### Input rows

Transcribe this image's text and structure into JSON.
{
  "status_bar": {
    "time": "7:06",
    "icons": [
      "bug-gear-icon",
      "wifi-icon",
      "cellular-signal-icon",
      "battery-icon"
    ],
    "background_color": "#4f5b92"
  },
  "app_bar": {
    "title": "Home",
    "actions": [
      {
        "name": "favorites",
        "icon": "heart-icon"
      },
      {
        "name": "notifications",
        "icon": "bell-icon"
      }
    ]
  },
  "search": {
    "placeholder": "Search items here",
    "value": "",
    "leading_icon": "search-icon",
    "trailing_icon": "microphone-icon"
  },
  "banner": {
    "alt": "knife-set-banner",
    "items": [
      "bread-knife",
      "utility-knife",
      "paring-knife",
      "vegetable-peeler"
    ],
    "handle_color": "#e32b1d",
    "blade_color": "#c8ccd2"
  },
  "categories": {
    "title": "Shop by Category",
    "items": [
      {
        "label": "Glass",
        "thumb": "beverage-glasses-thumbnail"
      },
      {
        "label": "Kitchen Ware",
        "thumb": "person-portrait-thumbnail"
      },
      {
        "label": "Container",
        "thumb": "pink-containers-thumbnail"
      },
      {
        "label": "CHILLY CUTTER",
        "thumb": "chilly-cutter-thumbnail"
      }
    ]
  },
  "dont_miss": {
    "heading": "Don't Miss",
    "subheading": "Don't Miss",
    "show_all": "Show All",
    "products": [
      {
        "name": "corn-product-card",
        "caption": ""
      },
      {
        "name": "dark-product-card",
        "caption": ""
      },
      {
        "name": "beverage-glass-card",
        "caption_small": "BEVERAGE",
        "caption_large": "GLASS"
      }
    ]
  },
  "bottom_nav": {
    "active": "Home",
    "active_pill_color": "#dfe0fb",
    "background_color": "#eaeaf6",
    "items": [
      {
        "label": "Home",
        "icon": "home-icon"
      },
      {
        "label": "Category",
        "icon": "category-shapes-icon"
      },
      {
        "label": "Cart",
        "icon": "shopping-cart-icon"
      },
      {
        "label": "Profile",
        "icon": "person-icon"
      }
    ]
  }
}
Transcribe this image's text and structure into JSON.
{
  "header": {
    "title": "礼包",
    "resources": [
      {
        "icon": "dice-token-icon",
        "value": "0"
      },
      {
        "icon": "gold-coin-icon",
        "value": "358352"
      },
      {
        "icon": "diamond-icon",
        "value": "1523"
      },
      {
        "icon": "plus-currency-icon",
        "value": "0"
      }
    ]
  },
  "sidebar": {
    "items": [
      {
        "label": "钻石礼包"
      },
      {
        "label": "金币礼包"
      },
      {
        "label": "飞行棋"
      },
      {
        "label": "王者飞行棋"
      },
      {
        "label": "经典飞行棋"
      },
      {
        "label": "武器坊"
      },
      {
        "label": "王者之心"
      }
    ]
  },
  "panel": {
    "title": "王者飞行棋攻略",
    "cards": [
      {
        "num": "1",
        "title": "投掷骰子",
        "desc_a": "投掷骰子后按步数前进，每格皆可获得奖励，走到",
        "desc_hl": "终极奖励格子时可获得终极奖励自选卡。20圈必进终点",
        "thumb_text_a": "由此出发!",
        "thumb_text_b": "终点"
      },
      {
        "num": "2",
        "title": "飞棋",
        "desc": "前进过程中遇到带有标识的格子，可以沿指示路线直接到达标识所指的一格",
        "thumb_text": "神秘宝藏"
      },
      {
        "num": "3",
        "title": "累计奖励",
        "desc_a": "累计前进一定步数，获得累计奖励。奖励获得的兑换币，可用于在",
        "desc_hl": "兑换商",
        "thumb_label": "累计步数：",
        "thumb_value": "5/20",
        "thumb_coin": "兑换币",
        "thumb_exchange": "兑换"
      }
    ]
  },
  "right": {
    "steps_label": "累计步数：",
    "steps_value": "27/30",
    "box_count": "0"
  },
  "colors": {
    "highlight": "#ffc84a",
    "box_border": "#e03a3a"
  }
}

######

» **Instruction**:
Take the data above and return it exactly.

» **Problem solution**:
Transcribe this image's text and structure into JSON.
{
  "status_bar": {
    "time": "7:06",
    "icons": [
      "bug-gear-icon",
      "wifi-icon",
      "cellular-signal-icon",
      "battery-icon"
    ],
    "background_color": "#4f5b92"
  },
  "app_bar": {
    "title": "Home",
    "actions": [
      {
        "name": "favorites",
        "icon": "heart-icon"
      },
      {
        "name": "notifications",
        "icon": "bell-icon"
      }
    ]
  },
  "search": {
    "placeholder": "Search items here",
    "value": "",
    "leading_icon": "search-icon",
    "trailing_icon": "microphone-icon"
  },
  "banner": {
    "alt": "knife-set-banner",
    "items": [
      "bread-knife",
      "utility-knife",
      "paring-knife",
      "vegetable-peeler"
    ],
    "handle_color": "#e32b1d",
    "blade_color": "#c8ccd2"
  },
  "categories": {
    "title": "Shop by Category",
    "items": [
      {
        "label": "Glass",
        "thumb": "beverage-glasses-thumbnail"
      },
      {
        "label": "Kitchen Ware",
        "thumb": "person-portrait-thumbnail"
      },
      {
        "label": "Container",
        "thumb": "pink-containers-thumbnail"
      },
      {
        "label": "CHILLY CUTTER",
        "thumb": "chilly-cutter-thumbnail"
      }
    ]
  },
  "dont_miss": {
    "heading": "Don't Miss",
    "subheading": "Don't Miss",
    "show_all": "Show All",
    "products": [
      {
        "name": "corn-product-card",
        "caption": ""
      },
      {
        "name": "dark-product-card",
        "caption": ""
      },
      {
        "name": "beverage-glass-card",
        "caption_small": "BEVERAGE",
        "caption_large": "GLASS"
      }
    ]
  },
  "bottom_nav": {
    "active": "Home",
    "active_pill_color": "#dfe0fb",
    "background_color": "#eaeaf6",
    "items": [
      {
        "label": "Home",
        "icon": "home-icon"
      },
      {
        "label": "Category",
        "icon": "category-shapes-icon"
      },
      {
        "label": "Cart",
        "icon": "shopping-cart-icon"
      },
      {
        "label": "Profile",
        "icon": "person-icon"
      }
    ]
  }
}
Transcribe this image's text and structure into JSON.
{
  "header": {
    "title": "礼包",
    "resources": [
      {
        "icon": "dice-token-icon",
        "value": "0"
      },
      {
        "icon": "gold-coin-icon",
        "value": "358352"
      },
      {
        "icon": "diamond-icon",
        "value": "1523"
      },
      {
        "icon": "plus-currency-icon",
        "value": "0"
      }
    ]
  },
  "sidebar": {
    "items": [
      {
        "label": "钻石礼包"
      },
      {
        "label": "金币礼包"
      },
      {
        "label": "飞行棋"
      },
      {
        "label": "王者飞行棋"
      },
      {
        "label": "经典飞行棋"
      },
      {
        "label": "武器坊"
      },
      {
        "label": "王者之心"
      }
    ]
  },
  "panel": {
    "title": "王者飞行棋攻略",
    "cards": [
      {
        "num": "1",
        "title": "投掷骰子",
        "desc_a": "投掷骰子后按步数前进，每格皆可获得奖励，走到",
        "desc_hl": "终极奖励格子时可获得终极奖励自选卡。20圈必进终点",
        "thumb_text_a": "由此出发!",
        "thumb_text_b": "终点"
      },
      {
        "num": "2",
        "title": "飞棋",
        "desc": "前进过程中遇到带有标识的格子，可以沿指示路线直接到达标识所指的一格",
        "thumb_text": "神秘宝藏"
      },
      {
        "num": "3",
        "title": "累计奖励",
        "desc_a": "累计前进一定步数，获得累计奖励。奖励获得的兑换币，可用于在",
        "desc_hl": "兑换商",
        "thumb_label": "累计步数：",
        "thumb_value": "5/20",
        "thumb_coin": "兑换币",
        "thumb_exchange": "兑换"
      }
    ]
  },
  "right": {
    "steps_label": "累计步数：",
    "steps_value": "27/30",
    "box_count": "0"
  },
  "colors": {
    "highlight": "#ffc84a",
    "box_border": "#e03a3a"
  }
}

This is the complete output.